TASK GOAL - Pick out all lines of the entries that include the word "search" and copy them.

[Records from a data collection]
====

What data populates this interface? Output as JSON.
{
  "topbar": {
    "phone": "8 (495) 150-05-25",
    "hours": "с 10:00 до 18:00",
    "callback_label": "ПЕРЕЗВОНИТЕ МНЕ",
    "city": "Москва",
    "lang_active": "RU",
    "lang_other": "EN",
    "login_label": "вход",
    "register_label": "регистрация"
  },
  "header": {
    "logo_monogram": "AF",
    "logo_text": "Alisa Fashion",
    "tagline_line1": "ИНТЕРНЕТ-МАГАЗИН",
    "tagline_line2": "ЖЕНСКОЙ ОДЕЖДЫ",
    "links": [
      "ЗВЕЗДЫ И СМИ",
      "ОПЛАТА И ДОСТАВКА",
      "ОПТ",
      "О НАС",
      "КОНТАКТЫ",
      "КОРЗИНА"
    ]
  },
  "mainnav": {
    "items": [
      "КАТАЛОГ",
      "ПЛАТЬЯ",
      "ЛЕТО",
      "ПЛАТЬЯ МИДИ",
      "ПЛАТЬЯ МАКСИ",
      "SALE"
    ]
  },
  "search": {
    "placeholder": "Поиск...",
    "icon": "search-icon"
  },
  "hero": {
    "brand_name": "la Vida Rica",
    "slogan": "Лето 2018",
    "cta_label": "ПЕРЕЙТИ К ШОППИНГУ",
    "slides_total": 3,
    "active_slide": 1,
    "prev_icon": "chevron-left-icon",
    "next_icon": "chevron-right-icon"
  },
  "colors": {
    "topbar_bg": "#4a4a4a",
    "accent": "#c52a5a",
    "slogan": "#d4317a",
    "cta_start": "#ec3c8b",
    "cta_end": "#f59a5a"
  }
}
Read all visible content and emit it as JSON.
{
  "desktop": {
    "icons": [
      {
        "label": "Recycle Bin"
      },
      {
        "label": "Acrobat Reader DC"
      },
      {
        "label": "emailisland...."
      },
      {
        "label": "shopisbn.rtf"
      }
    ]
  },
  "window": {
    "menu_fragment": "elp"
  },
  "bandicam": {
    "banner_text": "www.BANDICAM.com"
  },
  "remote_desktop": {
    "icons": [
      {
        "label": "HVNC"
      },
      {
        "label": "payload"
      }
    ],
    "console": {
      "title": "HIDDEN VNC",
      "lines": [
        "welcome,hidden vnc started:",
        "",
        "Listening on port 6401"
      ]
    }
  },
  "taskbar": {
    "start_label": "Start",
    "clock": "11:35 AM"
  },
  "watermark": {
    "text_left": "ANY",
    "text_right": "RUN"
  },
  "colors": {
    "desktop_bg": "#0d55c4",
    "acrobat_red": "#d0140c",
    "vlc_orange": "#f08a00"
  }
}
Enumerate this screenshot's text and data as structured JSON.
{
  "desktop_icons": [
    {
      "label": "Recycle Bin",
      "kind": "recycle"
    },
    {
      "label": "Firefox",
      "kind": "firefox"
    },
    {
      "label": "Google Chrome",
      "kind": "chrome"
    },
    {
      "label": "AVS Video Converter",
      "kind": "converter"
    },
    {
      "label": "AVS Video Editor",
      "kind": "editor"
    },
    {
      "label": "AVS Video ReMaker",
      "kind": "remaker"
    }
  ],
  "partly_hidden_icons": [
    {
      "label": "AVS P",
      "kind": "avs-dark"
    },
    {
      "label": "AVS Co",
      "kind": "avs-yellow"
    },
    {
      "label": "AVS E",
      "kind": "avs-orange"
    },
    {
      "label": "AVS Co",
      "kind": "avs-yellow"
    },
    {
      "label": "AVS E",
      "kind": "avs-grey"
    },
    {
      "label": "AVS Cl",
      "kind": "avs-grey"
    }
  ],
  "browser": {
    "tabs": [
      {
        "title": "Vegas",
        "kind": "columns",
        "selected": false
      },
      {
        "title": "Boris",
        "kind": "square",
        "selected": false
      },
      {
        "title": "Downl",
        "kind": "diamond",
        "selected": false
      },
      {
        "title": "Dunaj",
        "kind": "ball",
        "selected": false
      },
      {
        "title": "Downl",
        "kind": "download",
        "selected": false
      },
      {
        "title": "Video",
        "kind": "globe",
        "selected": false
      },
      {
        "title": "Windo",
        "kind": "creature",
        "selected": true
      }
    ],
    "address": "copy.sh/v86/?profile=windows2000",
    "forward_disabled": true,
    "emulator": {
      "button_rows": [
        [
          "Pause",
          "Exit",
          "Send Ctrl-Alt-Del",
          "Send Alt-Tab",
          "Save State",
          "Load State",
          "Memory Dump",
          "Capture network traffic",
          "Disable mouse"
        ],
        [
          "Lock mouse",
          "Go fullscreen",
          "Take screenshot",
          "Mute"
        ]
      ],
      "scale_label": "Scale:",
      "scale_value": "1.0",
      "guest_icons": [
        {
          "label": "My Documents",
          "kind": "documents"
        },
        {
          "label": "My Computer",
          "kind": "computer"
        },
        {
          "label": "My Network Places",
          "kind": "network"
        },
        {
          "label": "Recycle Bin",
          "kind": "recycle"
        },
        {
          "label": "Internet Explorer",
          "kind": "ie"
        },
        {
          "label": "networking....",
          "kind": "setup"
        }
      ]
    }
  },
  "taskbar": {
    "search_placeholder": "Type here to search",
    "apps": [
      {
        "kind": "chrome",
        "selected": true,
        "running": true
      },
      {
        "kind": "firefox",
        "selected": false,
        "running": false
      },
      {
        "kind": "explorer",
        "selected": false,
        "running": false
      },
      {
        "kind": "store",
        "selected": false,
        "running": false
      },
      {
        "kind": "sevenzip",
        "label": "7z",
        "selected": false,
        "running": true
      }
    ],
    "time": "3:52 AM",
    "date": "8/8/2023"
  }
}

====

ANSWER TO THIS TASK -
  "search": {
    "icon": "search-icon"
    "search_placeholder": "Type here to search",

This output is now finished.